Write out each line from the data below that includes the word "OANDA".

* BEGIN DATA SECTION *

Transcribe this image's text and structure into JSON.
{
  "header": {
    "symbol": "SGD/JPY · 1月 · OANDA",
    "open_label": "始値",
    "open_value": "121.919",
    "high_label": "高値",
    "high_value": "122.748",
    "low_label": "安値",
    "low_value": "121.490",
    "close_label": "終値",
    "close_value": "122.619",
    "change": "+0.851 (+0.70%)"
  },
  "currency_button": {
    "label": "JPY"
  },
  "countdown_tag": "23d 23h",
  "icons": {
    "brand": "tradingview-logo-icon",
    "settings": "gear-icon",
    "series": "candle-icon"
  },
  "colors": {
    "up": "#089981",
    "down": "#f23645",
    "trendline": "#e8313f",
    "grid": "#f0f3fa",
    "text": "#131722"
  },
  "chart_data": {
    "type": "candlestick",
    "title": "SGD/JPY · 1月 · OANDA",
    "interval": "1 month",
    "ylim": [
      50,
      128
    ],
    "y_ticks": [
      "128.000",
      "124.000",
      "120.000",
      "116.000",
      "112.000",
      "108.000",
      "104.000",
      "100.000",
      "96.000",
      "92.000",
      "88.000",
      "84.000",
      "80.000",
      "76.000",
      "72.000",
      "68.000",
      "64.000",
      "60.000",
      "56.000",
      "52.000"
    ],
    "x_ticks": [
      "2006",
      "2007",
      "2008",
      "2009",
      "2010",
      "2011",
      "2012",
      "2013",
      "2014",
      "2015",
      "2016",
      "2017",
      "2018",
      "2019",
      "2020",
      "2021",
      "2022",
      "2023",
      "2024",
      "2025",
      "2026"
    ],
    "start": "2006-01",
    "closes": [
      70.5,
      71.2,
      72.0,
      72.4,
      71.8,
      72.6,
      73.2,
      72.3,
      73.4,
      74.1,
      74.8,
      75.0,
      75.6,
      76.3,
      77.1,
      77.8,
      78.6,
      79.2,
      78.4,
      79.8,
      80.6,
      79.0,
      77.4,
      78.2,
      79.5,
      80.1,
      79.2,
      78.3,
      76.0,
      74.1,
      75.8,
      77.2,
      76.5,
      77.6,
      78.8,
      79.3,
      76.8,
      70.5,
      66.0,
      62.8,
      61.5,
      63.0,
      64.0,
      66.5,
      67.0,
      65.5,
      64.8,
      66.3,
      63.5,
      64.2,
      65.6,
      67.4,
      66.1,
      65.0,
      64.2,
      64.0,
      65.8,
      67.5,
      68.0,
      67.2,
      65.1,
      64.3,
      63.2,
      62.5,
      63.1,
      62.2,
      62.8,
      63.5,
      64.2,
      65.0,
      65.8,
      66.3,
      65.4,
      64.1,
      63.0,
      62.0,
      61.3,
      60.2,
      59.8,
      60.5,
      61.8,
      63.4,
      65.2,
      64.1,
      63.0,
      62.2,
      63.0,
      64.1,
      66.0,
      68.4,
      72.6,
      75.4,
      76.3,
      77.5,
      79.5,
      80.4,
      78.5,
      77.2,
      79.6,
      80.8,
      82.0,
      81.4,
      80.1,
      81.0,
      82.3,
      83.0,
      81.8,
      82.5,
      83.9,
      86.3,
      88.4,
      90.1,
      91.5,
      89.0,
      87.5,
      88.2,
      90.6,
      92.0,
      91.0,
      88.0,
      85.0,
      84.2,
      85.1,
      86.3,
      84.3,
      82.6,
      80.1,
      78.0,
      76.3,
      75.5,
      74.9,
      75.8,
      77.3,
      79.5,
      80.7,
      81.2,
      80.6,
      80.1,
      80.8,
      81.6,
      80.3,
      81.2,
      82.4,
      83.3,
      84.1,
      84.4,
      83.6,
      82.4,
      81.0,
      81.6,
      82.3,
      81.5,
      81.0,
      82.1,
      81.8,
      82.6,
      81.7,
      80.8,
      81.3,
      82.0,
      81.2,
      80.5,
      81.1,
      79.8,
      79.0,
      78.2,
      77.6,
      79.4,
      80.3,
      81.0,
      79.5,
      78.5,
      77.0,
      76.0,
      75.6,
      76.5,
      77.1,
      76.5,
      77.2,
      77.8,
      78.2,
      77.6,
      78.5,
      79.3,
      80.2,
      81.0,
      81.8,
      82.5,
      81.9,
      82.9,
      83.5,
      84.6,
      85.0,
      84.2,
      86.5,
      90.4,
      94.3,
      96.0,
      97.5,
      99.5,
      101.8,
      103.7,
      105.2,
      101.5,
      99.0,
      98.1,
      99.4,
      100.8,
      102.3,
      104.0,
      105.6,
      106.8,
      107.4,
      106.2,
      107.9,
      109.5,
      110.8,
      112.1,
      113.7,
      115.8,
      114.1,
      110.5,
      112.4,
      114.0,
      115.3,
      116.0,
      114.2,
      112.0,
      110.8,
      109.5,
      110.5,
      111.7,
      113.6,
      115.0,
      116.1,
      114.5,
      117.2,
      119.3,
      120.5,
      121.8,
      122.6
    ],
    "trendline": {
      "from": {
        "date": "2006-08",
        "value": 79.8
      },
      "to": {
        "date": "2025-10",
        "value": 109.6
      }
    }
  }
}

* END DATA SECTION *

> [SOLUTION]
    "symbol": "SGD/JPY · 1月 · OANDA",
    "title": "SGD/JPY · 1月 · OANDA",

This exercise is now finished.